### REQUIREMENT
Would you copy out the whole listing exactly as given?

[Records from a data collection]
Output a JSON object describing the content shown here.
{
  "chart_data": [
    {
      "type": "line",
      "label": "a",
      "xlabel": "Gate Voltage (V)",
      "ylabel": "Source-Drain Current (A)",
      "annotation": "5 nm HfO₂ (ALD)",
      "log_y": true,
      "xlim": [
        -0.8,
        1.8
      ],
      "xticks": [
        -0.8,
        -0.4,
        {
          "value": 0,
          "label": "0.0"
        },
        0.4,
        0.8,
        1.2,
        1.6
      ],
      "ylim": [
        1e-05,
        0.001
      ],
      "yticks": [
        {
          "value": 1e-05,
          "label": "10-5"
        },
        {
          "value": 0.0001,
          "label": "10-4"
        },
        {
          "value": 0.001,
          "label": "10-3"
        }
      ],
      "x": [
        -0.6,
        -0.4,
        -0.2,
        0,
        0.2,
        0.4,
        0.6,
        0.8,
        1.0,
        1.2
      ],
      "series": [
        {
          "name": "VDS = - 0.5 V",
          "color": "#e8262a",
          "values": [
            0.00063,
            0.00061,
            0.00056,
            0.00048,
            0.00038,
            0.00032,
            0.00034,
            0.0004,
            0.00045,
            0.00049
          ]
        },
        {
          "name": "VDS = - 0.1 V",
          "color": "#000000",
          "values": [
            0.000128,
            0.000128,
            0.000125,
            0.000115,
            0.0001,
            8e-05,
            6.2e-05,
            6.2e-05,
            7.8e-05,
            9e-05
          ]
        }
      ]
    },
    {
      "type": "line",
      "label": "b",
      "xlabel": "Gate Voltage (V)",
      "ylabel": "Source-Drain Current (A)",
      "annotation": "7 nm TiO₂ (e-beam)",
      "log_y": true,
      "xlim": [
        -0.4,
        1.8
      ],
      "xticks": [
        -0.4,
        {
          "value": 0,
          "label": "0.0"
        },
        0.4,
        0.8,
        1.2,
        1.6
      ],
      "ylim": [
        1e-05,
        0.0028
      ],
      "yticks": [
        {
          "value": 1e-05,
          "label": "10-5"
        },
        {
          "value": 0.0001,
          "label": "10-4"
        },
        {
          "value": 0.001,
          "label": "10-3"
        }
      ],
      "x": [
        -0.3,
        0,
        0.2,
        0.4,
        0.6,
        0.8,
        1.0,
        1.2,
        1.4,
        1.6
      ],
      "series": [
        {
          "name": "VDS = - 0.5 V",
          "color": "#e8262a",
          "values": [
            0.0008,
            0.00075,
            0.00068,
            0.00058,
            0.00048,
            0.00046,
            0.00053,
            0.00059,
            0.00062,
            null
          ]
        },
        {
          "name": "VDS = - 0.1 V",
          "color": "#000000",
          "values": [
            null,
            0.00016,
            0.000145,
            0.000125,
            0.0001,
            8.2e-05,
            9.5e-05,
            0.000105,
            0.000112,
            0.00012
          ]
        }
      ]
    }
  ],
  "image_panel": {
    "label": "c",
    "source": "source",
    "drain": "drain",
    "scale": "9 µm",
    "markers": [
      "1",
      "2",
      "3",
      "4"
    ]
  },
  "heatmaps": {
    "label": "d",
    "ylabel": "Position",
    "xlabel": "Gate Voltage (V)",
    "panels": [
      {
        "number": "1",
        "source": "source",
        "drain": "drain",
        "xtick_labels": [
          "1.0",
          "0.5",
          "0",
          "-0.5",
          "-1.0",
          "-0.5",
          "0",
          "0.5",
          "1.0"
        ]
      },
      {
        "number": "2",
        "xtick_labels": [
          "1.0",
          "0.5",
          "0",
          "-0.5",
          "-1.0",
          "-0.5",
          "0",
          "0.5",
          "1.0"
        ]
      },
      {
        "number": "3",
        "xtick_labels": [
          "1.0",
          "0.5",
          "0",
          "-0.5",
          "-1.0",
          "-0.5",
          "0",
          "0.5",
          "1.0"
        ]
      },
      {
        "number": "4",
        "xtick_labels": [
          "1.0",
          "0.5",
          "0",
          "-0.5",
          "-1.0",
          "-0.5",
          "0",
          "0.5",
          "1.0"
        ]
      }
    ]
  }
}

### RESULT OF THE EXERCISE
Output a JSON object describing the content shown here.
{
  "chart_data": [
    {
      "type": "line",
      "label": "a",
      "xlabel": "Gate Voltage (V)",
      "ylabel": "Source-Drain Current (A)",
      "annotation": "5 nm HfO₂ (ALD)",
      "log_y": true,
      "xlim": [
        -0.8,
        1.8
      ],
      "xticks": [
        -0.8,
        -0.4,
        {
          "value": 0,
          "label": "0.0"
        },
        0.4,
        0.8,
        1.2,
        1.6
      ],
      "ylim": [
        1e-05,
        0.001
      ],
      "yticks": [
        {
          "value": 1e-05,
          "label": "10-5"
        },
        {
          "value": 0.0001,
          "label": "10-4"
        },
        {
          "value": 0.001,
          "label": "10-3"
        }
      ],
      "x": [
        -0.6,
        -0.4,
        -0.2,
        0,
        0.2,
        0.4,
        0.6,
        0.8,
        1.0,
        1.2
      ],
      "series": [
        {
          "name": "VDS = - 0.5 V",
          "color": "#e8262a",
          "values": [
            0.00063,
            0.00061,
            0.00056,
            0.00048,
            0.00038,
            0.00032,
            0.00034,
            0.0004,
            0.00045,
            0.00049
          ]
        },
        {
          "name": "VDS = - 0.1 V",
          "color": "#000000",
          "values": [
            0.000128,
            0.000128,
            0.000125,
            0.000115,
            0.0001,
            8e-05,
            6.2e-05,
            6.2e-05,
            7.8e-05,
            9e-05
          ]
        }
      ]
    },
    {
      "type": "line",
      "label": "b",
      "xlabel": "Gate Voltage (V)",
      "ylabel": "Source-Drain Current (A)",
      "annotation": "7 nm TiO₂ (e-beam)",
      "log_y": true,
      "xlim": [
        -0.4,
        1.8
      ],
      "xticks": [
        -0.4,
        {
          "value": 0,
          "label": "0.0"
        },
        0.4,
        0.8,
        1.2,
        1.6
      ],
      "ylim": [
        1e-05,
        0.0028
      ],
      "yticks": [
        {
          "value": 1e-05,
          "label": "10-5"
        },
        {
          "value": 0.0001,
          "label": "10-4"
        },
        {
          "value": 0.001,
          "label": "10-3"
        }
      ],
      "x": [
        -0.3,
        0,
        0.2,
        0.4,
        0.6,
        0.8,
        1.0,
        1.2,
        1.4,
        1.6
      ],
      "series": [
        {
          "name": "VDS = - 0.5 V",
          "color": "#e8262a",
          "values": [
            0.0008,
            0.00075,
            0.00068,
            0.00058,
            0.00048,
            0.00046,
            0.00053,
            0.00059,
            0.00062,
            null
          ]
        },
        {
          "name": "VDS = - 0.1 V",
          "color": "#000000",
          "values": [
            null,
            0.00016,
            0.000145,
            0.000125,
            0.0001,
            8.2e-05,
            9.5e-05,
            0.000105,
            0.000112,
            0.00012
          ]
        }
      ]
    }
  ],
  "image_panel": {
    "label": "c",
    "source": "source",
    "drain": "drain",
    "scale": "9 µm",
    "markers": [
      "1",
      "2",
      "3",
      "4"
    ]
  },
  "heatmaps": {
    "label": "d",
    "ylabel": "Position",
    "xlabel": "Gate Voltage (V)",
    "panels": [
      {
        "number": "1",
        "source": "source",
        "drain": "drain",
        "xtick_labels": [
          "1.0",
          "0.5",
          "0",
          "-0.5",
          "-1.0",
          "-0.5",
          "0",
          "0.5",
          "1.0"
        ]
      },
      {
        "number": "2",
        "xtick_labels": [
          "1.0",
          "0.5",
          "0",
          "-0.5",
          "-1.0",
          "-0.5",
          "0",
          "0.5",
          "1.0"
        ]
      },
      {
        "number": "3",
        "xtick_labels": [
          "1.0",
          "0.5",
          "0",
          "-0.5",
          "-1.0",
          "-0.5",
          "0",
          "0.5",
          "1.0"
        ]
      },
      {
        "number": "4",
        "xtick_labels": [
          "1.0",
          "0.5",
          "0",
          "-0.5",
          "-1.0",
          "-0.5",
          "0",
          "0.5",
          "1.0"
        ]
      }
    ]
  }
}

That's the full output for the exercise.